Extract each line where the string "skills" shows up.

Task inputs start

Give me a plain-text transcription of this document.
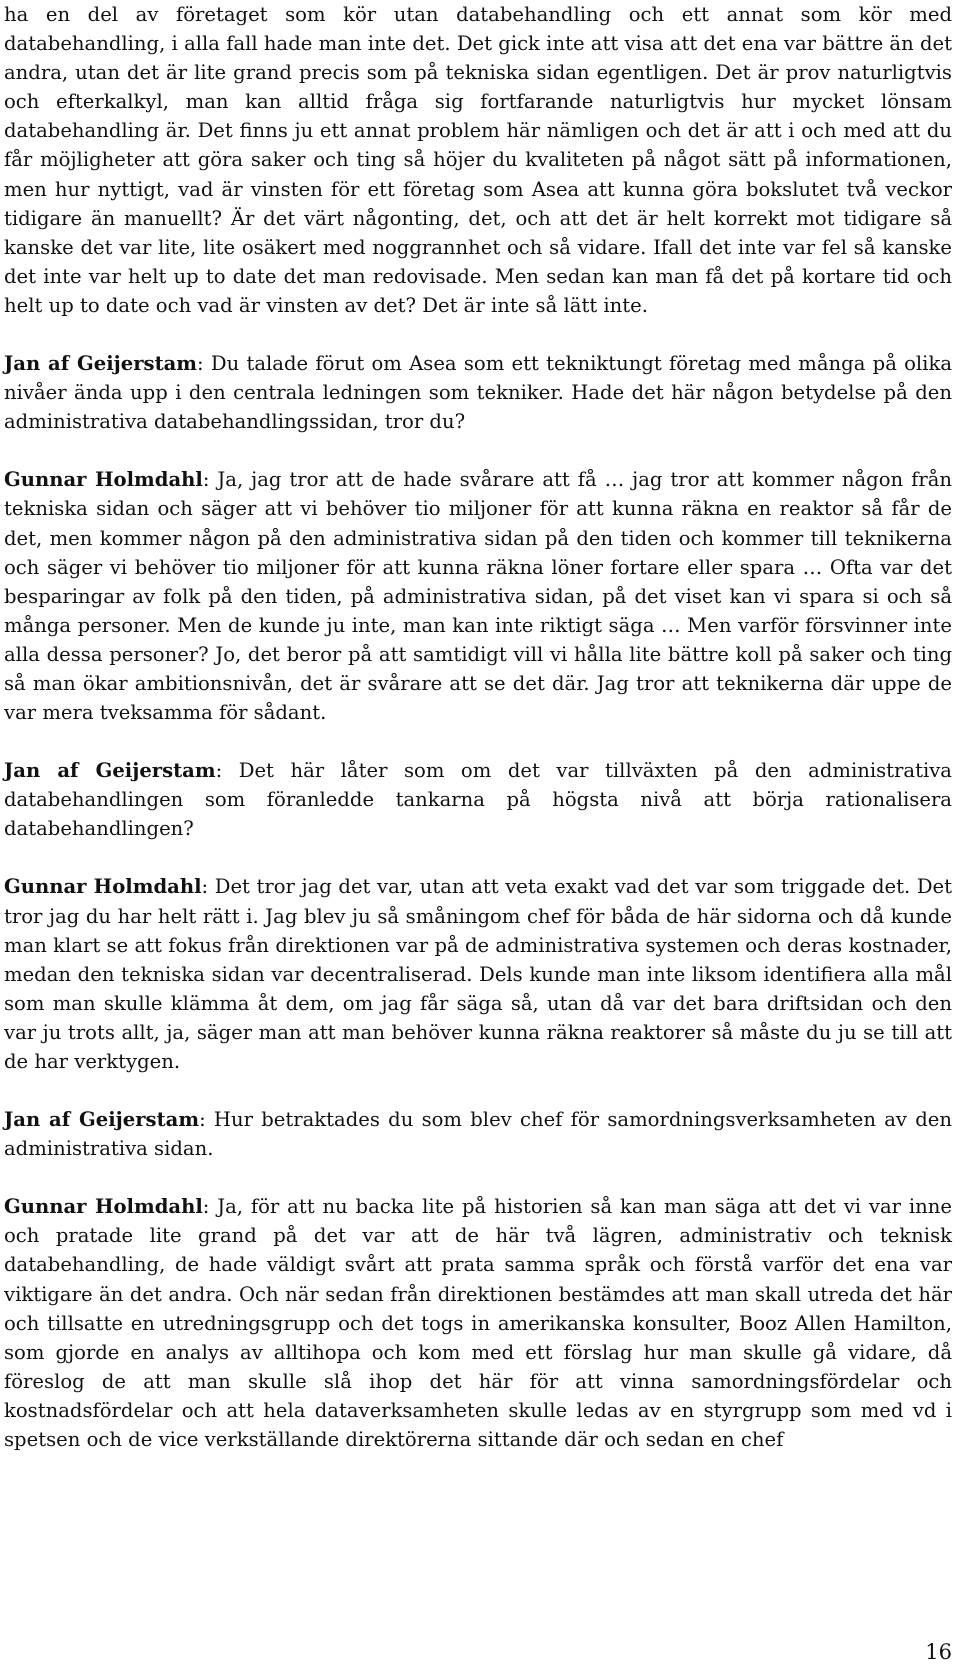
ha en del av företaget som kör utan databehandling och ett annat som kör med databehandling, i alla fall hade man inte det. Det gick inte att visa att det ena var bättre än det andra, utan det är lite grand precis som på tekniska sidan egentligen. Det är prov naturligtvis och efterkalkyl, man kan alltid fråga sig fortfarande naturligtvis hur mycket lönsam databehandling är. Det finns ju ett annat problem här nämligen och det är att i och med att du får möjligheter att göra saker och ting så höjer du kvaliteten på något sätt på informationen, men hur nyttigt, vad är vinsten för ett företag som Asea att kunna göra bokslutet två veckor tidigare än manuellt? Är det värt någonting, det, och att det är helt korrekt mot tidigare så kanske det var lite, lite osäkert med noggrannhet och så vidare. Ifall det inte var fel så kanske det inte var helt up to date det man redovisade. Men sedan kan man få det på kortare tid och helt up to date och vad är vinsten av det? Det är inte så lätt inte.

Jan af Geijerstam: Du talade förut om Asea som ett tekniktungt företag med många på olika nivåer ända upp i den centrala ledningen som tekniker. Hade det här någon betydelse på den administrativa databehandlingssidan, tror du?

Gunnar Holmdahl: Ja, jag tror att de hade svårare att få … jag tror att kommer någon från tekniska sidan och säger att vi behöver tio miljoner för att kunna räkna en reaktor så får de det, men kommer någon på den administrativa sidan på den tiden och kommer till teknikerna och säger vi behöver tio miljoner för att kunna räkna löner fortare eller spara … Ofta var det besparingar av folk på den tiden, på administrativa sidan, på det viset kan vi spara si och så många personer. Men de kunde ju inte, man kan inte riktigt säga … Men varför försvinner inte alla dessa personer? Jo, det beror på att samtidigt vill vi hålla lite bättre koll på saker och ting så man ökar ambitionsnivån, det är svårare att se det där. Jag tror att teknikerna där uppe de var mera tveksamma för sådant.

Jan af Geijerstam: Det här låter som om det var tillväxten på den administrativa databehandlingen som föranledde tankarna på högsta nivå att börja rationalisera databehandlingen?

Gunnar Holmdahl: Det tror jag det var, utan att veta exakt vad det var som triggade det. Det tror jag du har helt rätt i. Jag blev ju så småningom chef för båda de här sidorna och då kunde man klart se att fokus från direktionen var på de administrativa systemen och deras kostnader, medan den tekniska sidan var decentraliserad. Dels kunde man inte liksom identifiera alla mål som man skulle klämma åt dem, om jag får säga så, utan då var det bara driftsidan och den var ju trots allt, ja, säger man att man behöver kunna räkna reaktorer så måste du ju se till att de har verktygen.

Jan af Geijerstam: Hur betraktades du som blev chef för samordningsverksamheten av den administrativa sidan.

Gunnar Holmdahl: Ja, för att nu backa lite på historien så kan man säga att det vi var inne och pratade lite grand på det var att de här två lägren, administrativ och teknisk databehandling, de hade väldigt svårt att prata samma språk och förstå varför det ena var viktigare än det andra. Och när sedan från direktionen bestämdes att man skall utreda det här och tillsatte en utredningsgrupp och det togs in amerikanska konsulter, Booz Allen Hamilton, som gjorde en analys av alltihopa och kom med ett förslag hur man skulle gå vidare, då föreslog de att man skulle slå ihop det här för att vinna samordningsfördelar och kostnadsfördelar och att hela dataverksamheten skulle ledas av en styrgrupp som med vd i spetsen och de vice verkställande direktörerna sittande där och sedan en chef

16
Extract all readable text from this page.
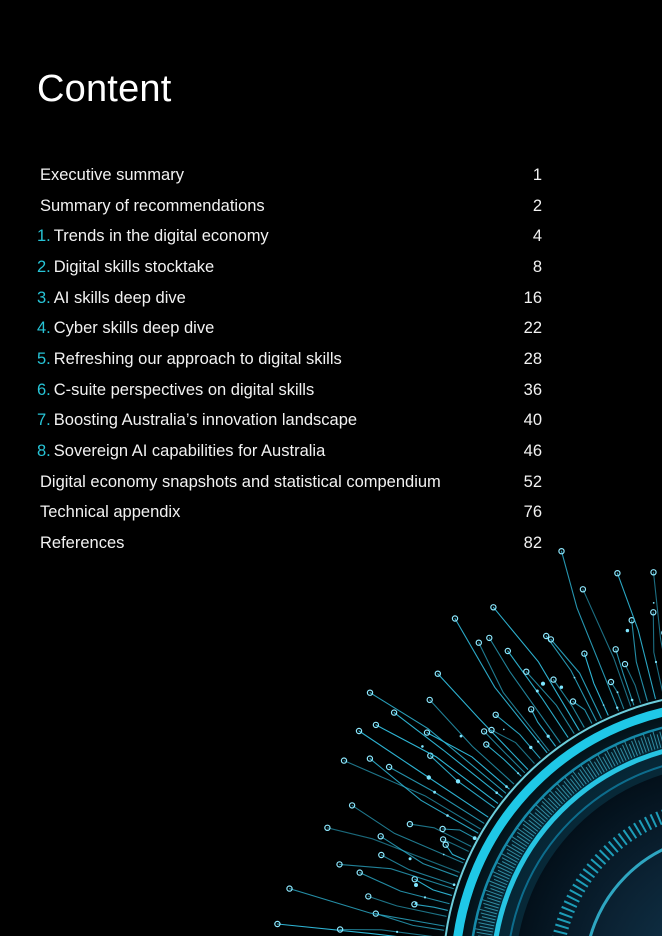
Content
Executive summary	1
Summary of recommendations	2
1. Trends in the digital economy	4
2. Digital skills stocktake	8
3. AI skills deep dive	16
4. Cyber skills deep dive	22
5. Refreshing our approach to digital skills	28
6. C-suite perspectives on digital skills	36
7. Boosting Australia’s innovation landscape	40
8. Sovereign AI capabilities for Australia	46
Digital economy snapshots and statistical compendium	52
Technical appendix	76
References	82
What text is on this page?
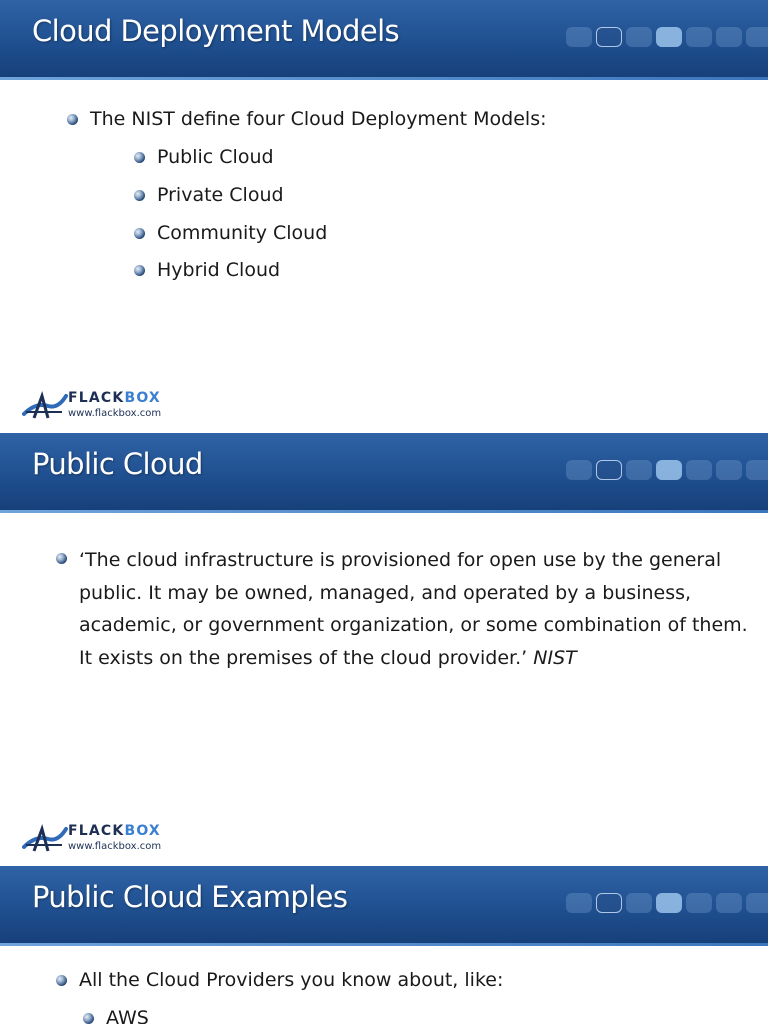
Cloud Deployment Models
The NIST define four Cloud Deployment Models:
Public Cloud
Private Cloud
Community Cloud
Hybrid Cloud
FLACKBOX
www.flackbox.com
Public Cloud
‘The cloud infrastructure is provisioned for open use by the general
public. It may be owned, managed, and operated by a business,
academic, or government organization, or some combination of them.
It exists on the premises of the cloud provider.’ NIST
FLACKBOX
www.flackbox.com
Public Cloud Examples
All the Cloud Providers you know about, like:
AWS
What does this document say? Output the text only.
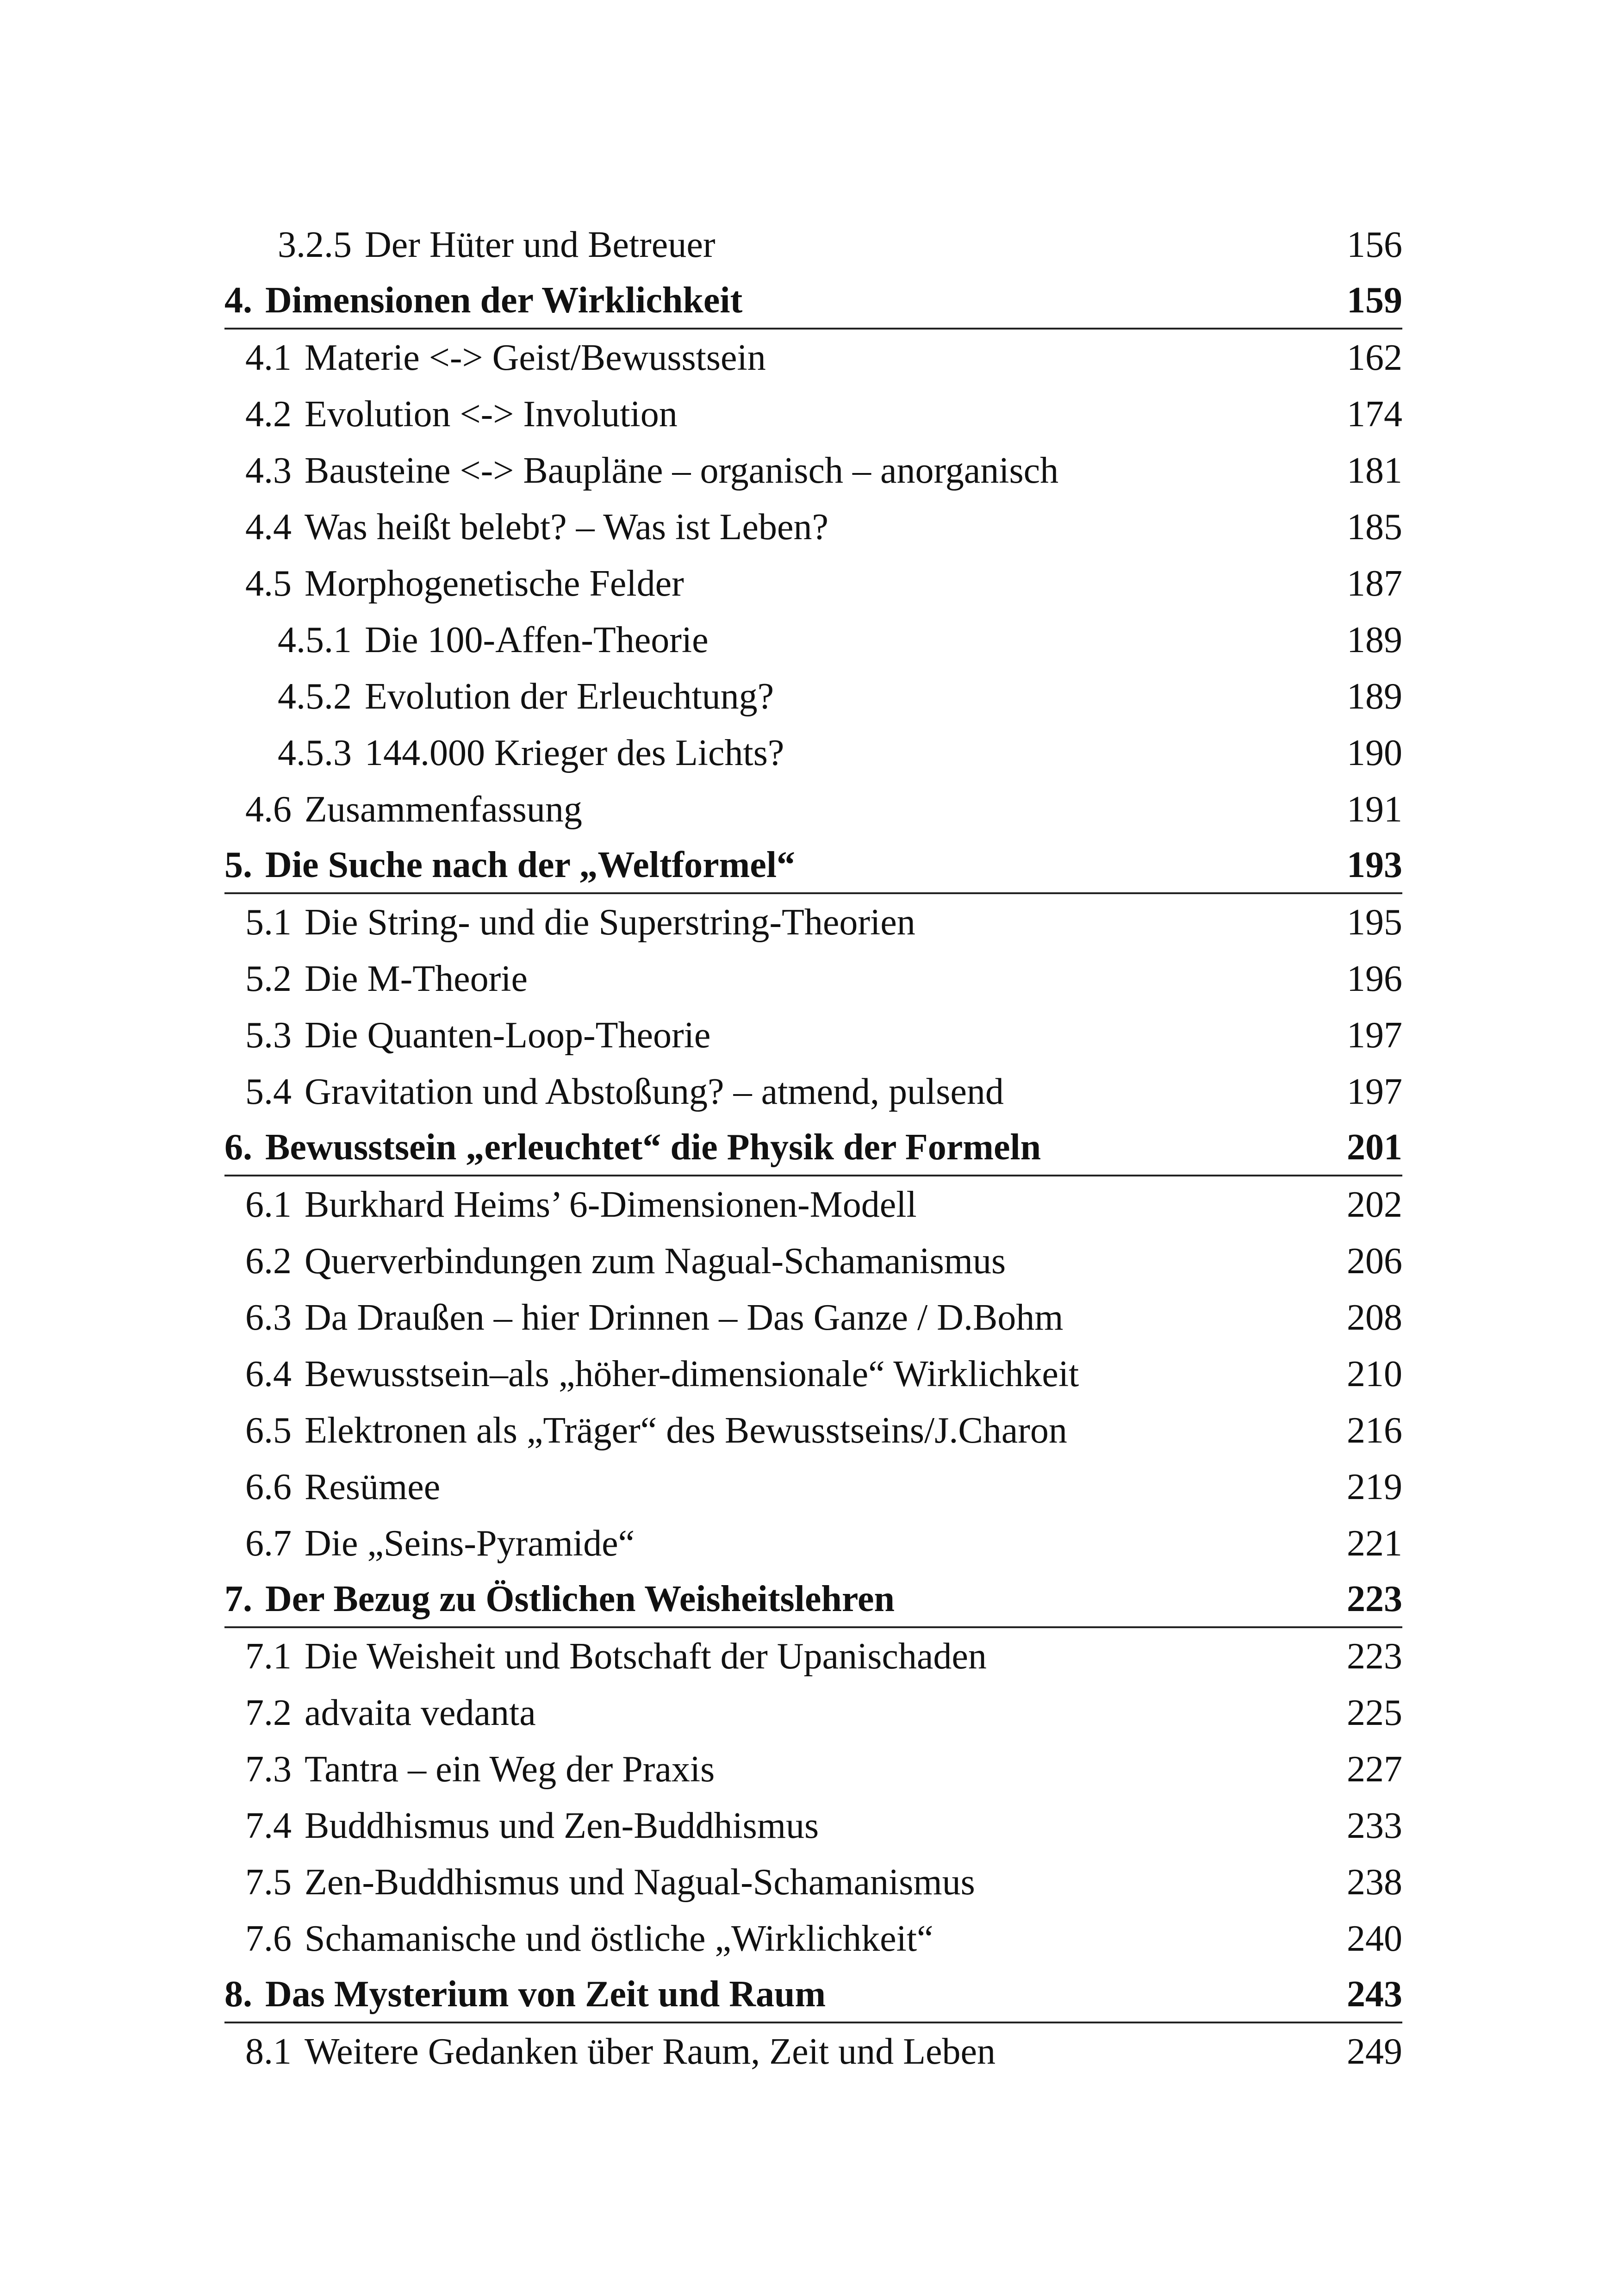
3.2.5 Der Hüter und Betreuer	156
4. Dimensionen der Wirklichkeit	159
4.1 Materie <-> Geist/Bewusstsein	162
4.2 Evolution <-> Involution	174
4.3 Bausteine <-> Baupläne – organisch – anorganisch	181
4.4 Was heißt belebt? – Was ist Leben?	185
4.5 Morphogenetische Felder	187
4.5.1 Die 100-Affen-Theorie	189
4.5.2 Evolution der Erleuchtung?	189
4.5.3 144.000 Krieger des Lichts?	190
4.6 Zusammenfassung	191
5. Die Suche nach der „Weltformel“	193
5.1 Die String- und die Superstring-Theorien	195
5.2 Die M-Theorie	196
5.3 Die Quanten-Loop-Theorie	197
5.4 Gravitation und Abstoßung? – atmend, pulsend	197
6. Bewusstsein „erleuchtet“ die Physik der Formeln	201
6.1 Burkhard Heims’ 6-Dimensionen-Modell	202
6.2 Querverbindungen zum Nagual-Schamanismus	206
6.3 Da Draußen – hier Drinnen – Das Ganze / D.Bohm	208
6.4 Bewusstsein–als „höher-dimensionale“ Wirklichkeit	210
6.5 Elektronen als „Träger“ des Bewusstseins/J.Charon	216
6.6 Resümee	219
6.7 Die „Seins-Pyramide“	221
7. Der Bezug zu Östlichen Weisheitslehren	223
7.1 Die Weisheit und Botschaft der Upanischaden	223
7.2 advaita vedanta	225
7.3 Tantra – ein Weg der Praxis	227
7.4 Buddhismus und Zen-Buddhismus	233
7.5 Zen-Buddhismus und Nagual-Schamanismus	238
7.6 Schamanische und östliche „Wirklichkeit“	240
8. Das Mysterium von Zeit und Raum	243
8.1 Weitere Gedanken über Raum, Zeit und Leben	249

Task inputs end

The output =>
2. Digital skills stocktake	8
3. AI skills deep dive	16
4. Cyber skills deep dive	22
5. Refreshing our approach to digital skills	28
6. C-suite perspectives on digital skills	36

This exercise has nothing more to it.